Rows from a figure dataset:
------------------------------------------------------------

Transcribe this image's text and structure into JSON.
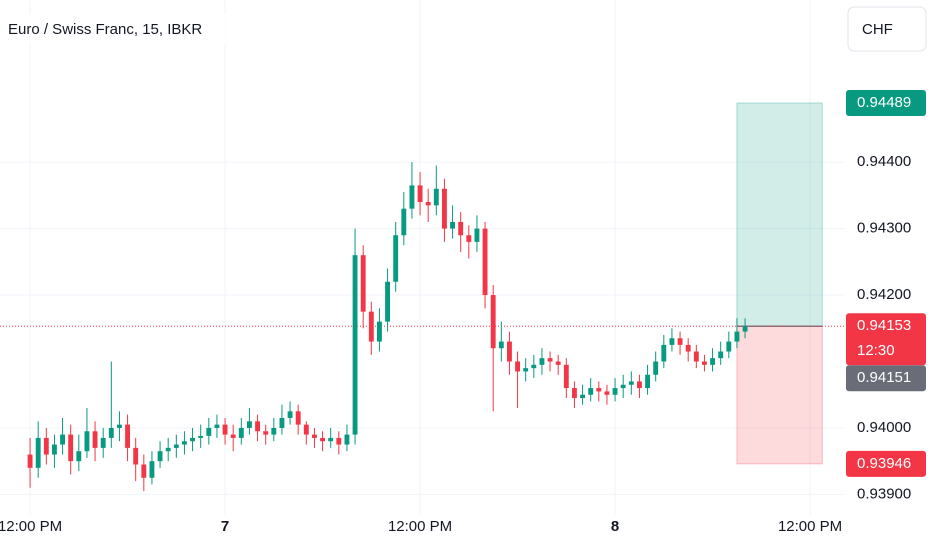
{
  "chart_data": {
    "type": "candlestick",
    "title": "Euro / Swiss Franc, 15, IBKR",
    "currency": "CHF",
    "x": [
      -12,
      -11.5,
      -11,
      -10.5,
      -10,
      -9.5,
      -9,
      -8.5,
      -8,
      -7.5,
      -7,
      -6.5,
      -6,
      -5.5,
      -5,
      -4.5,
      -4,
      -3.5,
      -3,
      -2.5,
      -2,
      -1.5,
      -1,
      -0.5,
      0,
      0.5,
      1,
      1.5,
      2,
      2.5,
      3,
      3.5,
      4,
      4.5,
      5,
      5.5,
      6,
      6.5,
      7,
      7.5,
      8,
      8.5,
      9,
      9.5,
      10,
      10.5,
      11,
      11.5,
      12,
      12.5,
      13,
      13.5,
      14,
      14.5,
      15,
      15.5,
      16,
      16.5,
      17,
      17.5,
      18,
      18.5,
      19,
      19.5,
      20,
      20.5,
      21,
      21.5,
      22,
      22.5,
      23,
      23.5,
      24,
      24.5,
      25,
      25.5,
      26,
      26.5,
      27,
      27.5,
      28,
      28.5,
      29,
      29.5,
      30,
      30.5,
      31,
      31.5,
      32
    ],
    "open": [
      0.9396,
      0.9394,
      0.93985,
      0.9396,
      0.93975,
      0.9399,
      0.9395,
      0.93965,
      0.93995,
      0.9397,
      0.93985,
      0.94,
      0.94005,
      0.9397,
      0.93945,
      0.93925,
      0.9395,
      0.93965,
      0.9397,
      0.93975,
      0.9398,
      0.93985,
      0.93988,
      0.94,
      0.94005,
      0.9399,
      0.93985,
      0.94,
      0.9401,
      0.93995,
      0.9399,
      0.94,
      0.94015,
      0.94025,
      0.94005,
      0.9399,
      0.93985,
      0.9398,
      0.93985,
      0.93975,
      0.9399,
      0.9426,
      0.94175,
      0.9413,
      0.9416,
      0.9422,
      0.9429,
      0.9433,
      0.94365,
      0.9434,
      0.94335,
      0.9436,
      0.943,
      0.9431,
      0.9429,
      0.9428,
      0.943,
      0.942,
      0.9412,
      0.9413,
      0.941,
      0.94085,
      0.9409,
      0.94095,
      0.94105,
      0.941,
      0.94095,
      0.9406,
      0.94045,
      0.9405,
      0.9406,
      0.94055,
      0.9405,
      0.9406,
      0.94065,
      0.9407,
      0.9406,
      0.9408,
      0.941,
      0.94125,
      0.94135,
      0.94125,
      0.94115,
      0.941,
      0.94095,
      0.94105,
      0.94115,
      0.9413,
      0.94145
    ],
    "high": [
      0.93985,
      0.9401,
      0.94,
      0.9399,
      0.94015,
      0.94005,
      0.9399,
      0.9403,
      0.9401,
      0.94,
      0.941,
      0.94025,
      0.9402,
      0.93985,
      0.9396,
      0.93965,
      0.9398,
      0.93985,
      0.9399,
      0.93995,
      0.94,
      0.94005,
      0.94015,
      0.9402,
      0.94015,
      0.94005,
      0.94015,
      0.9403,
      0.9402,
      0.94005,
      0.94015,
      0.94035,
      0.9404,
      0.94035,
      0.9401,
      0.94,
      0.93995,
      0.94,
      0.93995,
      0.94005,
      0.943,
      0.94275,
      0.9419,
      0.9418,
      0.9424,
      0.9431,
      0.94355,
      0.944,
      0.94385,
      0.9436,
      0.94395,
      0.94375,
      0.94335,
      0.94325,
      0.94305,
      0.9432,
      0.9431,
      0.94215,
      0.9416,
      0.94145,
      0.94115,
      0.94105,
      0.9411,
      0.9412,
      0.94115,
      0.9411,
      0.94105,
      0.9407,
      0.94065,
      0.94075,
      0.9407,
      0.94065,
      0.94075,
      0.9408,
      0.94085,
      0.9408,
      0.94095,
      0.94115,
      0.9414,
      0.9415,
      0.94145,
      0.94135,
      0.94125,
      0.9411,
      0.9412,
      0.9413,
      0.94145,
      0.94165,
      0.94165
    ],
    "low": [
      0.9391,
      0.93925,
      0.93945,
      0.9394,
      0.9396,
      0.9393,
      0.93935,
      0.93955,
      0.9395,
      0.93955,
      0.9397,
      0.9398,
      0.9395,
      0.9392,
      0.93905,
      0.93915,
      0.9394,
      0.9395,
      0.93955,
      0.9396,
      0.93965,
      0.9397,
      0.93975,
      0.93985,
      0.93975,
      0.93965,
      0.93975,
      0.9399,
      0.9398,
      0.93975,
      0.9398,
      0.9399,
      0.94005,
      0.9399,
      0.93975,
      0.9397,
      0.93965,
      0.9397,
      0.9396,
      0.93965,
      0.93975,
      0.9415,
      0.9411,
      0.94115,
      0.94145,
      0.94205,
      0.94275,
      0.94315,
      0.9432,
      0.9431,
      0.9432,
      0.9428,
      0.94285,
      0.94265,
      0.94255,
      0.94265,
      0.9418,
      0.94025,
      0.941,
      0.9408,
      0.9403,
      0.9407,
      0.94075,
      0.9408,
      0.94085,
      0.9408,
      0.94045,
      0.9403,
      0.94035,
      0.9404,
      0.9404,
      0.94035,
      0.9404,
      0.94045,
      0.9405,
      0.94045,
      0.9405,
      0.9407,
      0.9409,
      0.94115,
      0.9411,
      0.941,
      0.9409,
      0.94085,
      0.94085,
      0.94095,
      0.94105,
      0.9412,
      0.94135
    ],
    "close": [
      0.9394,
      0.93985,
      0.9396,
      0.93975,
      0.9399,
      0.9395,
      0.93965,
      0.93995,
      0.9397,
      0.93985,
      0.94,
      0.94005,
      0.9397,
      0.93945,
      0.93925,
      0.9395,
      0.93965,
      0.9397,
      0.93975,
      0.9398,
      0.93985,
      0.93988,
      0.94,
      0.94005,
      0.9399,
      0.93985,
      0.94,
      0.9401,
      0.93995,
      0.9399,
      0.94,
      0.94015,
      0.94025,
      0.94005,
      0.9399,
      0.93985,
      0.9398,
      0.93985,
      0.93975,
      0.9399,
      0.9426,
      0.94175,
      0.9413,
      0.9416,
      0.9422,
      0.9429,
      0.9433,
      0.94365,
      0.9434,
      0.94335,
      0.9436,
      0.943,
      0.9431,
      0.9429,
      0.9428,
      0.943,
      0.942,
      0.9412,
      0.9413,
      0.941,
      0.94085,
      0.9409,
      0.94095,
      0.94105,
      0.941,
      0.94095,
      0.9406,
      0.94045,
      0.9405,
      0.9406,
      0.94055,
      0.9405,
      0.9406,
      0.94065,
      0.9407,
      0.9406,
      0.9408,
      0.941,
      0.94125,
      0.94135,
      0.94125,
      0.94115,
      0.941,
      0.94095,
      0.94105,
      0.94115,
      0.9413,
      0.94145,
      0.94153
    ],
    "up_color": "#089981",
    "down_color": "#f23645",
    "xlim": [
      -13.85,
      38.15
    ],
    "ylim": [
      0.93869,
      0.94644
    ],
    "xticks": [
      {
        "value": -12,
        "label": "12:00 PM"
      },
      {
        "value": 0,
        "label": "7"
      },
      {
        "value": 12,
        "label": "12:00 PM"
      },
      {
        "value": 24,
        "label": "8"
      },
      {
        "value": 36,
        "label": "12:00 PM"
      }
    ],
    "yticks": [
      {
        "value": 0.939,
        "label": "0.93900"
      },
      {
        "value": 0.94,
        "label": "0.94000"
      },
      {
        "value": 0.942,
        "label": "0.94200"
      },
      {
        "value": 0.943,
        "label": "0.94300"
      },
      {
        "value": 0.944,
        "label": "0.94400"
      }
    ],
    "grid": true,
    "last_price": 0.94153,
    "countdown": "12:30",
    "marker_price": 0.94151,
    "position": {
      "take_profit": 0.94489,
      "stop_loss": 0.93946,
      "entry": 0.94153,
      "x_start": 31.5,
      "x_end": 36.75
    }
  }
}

------------------------------------------------------------

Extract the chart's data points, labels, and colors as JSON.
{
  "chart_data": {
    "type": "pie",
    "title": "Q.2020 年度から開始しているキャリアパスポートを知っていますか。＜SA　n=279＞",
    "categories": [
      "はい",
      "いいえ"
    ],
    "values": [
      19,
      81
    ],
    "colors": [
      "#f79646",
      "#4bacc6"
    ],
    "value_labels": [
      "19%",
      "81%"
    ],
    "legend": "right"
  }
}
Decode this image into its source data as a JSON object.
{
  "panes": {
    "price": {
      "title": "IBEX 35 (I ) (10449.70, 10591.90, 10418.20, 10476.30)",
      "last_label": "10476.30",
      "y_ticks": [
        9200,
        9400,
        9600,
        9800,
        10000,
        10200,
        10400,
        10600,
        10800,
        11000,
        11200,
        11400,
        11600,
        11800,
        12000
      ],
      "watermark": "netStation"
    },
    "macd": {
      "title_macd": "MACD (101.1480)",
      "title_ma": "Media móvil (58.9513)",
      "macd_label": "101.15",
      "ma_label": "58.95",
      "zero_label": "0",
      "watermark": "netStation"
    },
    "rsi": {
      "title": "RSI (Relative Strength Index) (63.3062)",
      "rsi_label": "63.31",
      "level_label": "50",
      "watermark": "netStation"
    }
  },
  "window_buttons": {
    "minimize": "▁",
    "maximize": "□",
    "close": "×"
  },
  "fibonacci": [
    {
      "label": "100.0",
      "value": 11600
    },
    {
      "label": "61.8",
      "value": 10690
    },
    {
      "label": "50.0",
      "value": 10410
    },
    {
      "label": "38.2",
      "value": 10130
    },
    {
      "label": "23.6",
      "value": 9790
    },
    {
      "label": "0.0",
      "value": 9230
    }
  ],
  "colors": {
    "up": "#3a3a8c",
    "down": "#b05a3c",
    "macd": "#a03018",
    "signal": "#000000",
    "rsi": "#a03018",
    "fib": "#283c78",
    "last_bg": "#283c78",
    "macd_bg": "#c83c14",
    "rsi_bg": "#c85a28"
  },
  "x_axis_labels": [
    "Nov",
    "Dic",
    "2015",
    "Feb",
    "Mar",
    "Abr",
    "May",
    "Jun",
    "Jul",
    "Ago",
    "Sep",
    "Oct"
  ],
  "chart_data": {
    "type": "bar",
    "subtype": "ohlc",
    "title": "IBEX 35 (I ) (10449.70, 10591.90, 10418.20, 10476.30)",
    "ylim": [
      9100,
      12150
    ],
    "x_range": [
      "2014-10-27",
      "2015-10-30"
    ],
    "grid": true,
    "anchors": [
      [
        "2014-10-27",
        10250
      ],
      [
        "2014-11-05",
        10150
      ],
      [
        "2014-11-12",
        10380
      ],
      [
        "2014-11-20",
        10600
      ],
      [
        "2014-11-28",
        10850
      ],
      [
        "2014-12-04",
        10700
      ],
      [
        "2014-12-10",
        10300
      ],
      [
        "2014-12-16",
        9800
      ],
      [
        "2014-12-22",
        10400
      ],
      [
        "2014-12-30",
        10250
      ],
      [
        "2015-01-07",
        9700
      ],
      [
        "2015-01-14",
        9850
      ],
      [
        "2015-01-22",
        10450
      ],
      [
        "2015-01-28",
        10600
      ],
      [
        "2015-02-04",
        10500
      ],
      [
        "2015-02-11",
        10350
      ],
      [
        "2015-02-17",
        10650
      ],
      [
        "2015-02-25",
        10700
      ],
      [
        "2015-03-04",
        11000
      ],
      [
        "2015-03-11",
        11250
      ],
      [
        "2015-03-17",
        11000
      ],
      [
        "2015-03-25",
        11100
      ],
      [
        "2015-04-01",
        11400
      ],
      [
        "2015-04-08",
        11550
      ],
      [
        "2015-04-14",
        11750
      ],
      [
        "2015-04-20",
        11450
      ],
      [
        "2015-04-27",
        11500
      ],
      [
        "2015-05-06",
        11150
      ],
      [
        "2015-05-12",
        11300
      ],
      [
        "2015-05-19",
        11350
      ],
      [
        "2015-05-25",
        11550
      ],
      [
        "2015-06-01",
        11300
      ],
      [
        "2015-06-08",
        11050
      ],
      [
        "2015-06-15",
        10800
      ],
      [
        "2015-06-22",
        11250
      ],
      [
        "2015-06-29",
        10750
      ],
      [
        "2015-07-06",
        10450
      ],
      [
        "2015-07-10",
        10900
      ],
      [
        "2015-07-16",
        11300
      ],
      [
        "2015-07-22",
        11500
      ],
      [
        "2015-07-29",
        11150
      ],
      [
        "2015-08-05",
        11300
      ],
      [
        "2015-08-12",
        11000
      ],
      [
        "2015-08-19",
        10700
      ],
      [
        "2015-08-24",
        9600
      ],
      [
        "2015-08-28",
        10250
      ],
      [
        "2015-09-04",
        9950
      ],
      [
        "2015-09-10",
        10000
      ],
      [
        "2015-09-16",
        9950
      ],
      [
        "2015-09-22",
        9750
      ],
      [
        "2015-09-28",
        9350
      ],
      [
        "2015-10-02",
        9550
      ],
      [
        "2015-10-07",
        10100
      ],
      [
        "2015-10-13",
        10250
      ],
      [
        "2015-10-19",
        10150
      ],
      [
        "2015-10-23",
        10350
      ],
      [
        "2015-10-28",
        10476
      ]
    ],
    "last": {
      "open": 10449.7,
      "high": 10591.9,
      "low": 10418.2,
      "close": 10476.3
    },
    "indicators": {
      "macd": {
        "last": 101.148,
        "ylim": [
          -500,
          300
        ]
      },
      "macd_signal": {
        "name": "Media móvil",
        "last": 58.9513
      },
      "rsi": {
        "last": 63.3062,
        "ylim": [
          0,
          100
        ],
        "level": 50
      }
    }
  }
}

------------------------------------------------------------

Set exercise: Which lines hold the word "Media"? Copy every one of them.

Written reply:
      "title_ma": "Media móvil (58.9513)",
        "name": "Media móvil",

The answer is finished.